** START **
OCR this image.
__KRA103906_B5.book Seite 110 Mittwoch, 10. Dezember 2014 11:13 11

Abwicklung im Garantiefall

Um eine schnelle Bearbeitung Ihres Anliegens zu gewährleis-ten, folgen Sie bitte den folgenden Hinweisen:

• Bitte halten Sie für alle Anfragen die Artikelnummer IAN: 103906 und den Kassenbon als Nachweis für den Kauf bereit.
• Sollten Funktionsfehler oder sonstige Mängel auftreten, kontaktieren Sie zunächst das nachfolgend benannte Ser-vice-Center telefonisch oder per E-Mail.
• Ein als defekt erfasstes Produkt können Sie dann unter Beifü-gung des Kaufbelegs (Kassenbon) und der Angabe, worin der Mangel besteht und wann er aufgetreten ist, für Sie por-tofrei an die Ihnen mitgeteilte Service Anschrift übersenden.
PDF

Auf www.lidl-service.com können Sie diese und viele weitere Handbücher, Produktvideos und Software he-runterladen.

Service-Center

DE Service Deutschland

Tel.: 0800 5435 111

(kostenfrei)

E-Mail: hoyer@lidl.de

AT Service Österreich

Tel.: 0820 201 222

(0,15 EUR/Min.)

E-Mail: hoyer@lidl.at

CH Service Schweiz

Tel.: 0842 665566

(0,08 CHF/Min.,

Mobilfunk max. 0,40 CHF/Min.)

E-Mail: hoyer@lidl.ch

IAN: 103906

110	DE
** END **
- What to produce: Pull out every line in the data above that has the word "lidl".

- Solution to this task:
Auf www.lidl-service.com können Sie diese und viele weitere Handbücher, Produktvideos und Software he-runterladen.
E-Mail: hoyer@lidl.de
E-Mail: hoyer@lidl.at
E-Mail: hoyer@lidl.ch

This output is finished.